- _Problem to work on_
Output every entry exactly as written, but omit the pictures.

- _Dataset excerpts_
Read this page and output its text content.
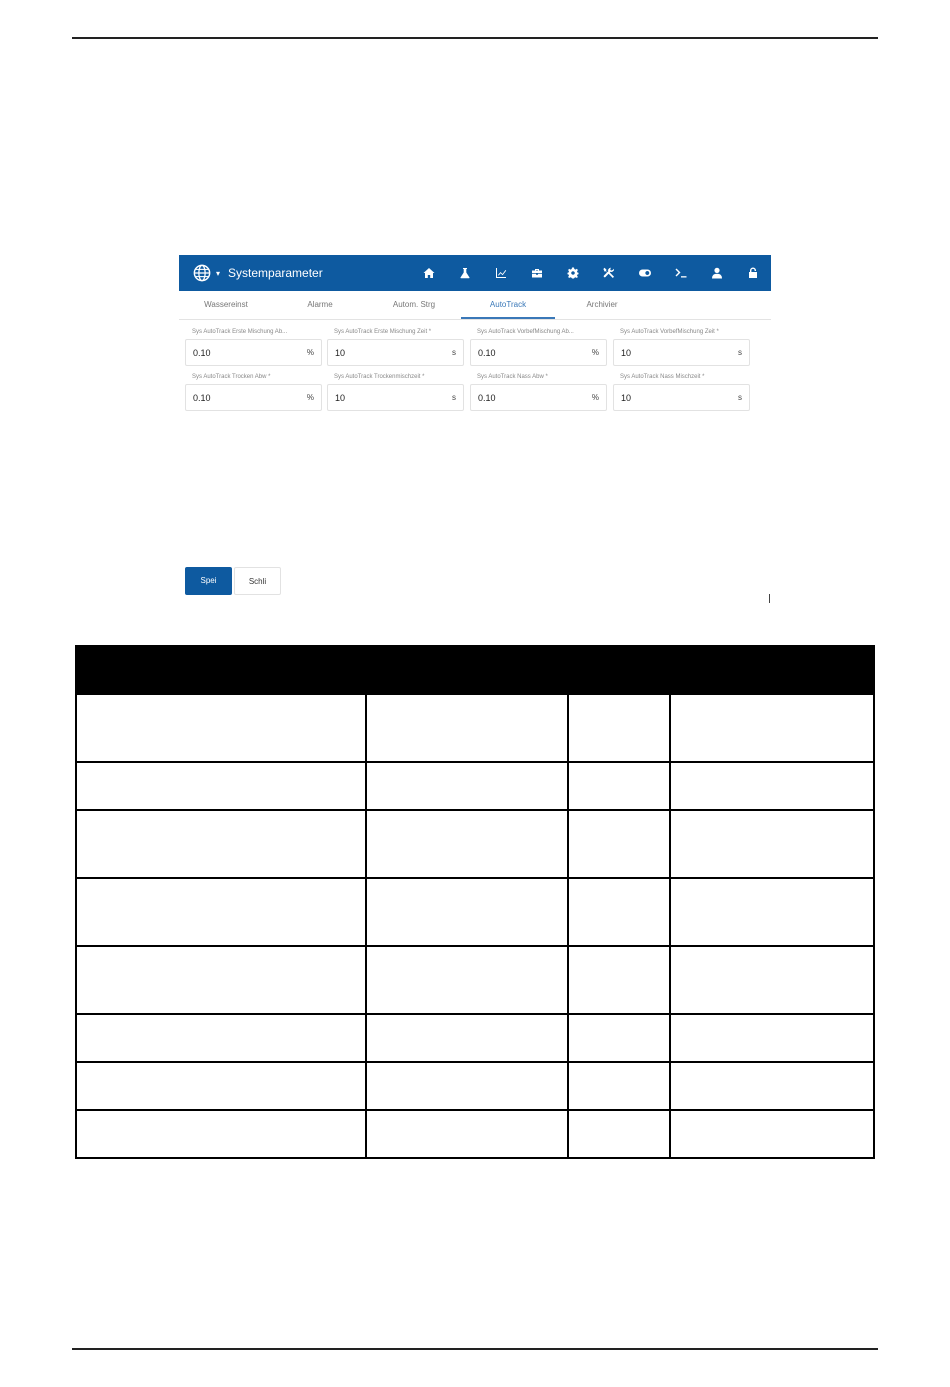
▾ Systemparameter
Wassereinst	Alarme	Autom. Strg	AutoTrack	Archivier
Sys AutoTrack Erste Mischung Ab...
0.10	%
Sys AutoTrack Erste Mischung Zeit *
10	s
Sys AutoTrack VorbefMischung Ab...
0.10	%
Sys AutoTrack VorbefMischung Zeit *
10	s
Sys AutoTrack Trocken Abw *
0.10	%
Sys AutoTrack Trockenmischzeit *
10	s
Sys AutoTrack Nass Abw *
0.10	%
Sys AutoTrack Nass Mischzeit *
10	s
Spei	Schli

- _Written solution_
Read this page and output its text content.
▾ Systemparameter
Wassereinst	Alarme	Autom. Strg	AutoTrack	Archivier
Sys AutoTrack Erste Mischung Ab...
0.10	%
Sys AutoTrack Erste Mischung Zeit *
10	s
Sys AutoTrack VorbefMischung Ab...
0.10	%
Sys AutoTrack VorbefMischung Zeit *
10	s
Sys AutoTrack Trocken Abw *
0.10	%
Sys AutoTrack Trockenmischzeit *
10	s
Sys AutoTrack Nass Abw *
0.10	%
Sys AutoTrack Nass Mischzeit *
10	s
Spei	Schli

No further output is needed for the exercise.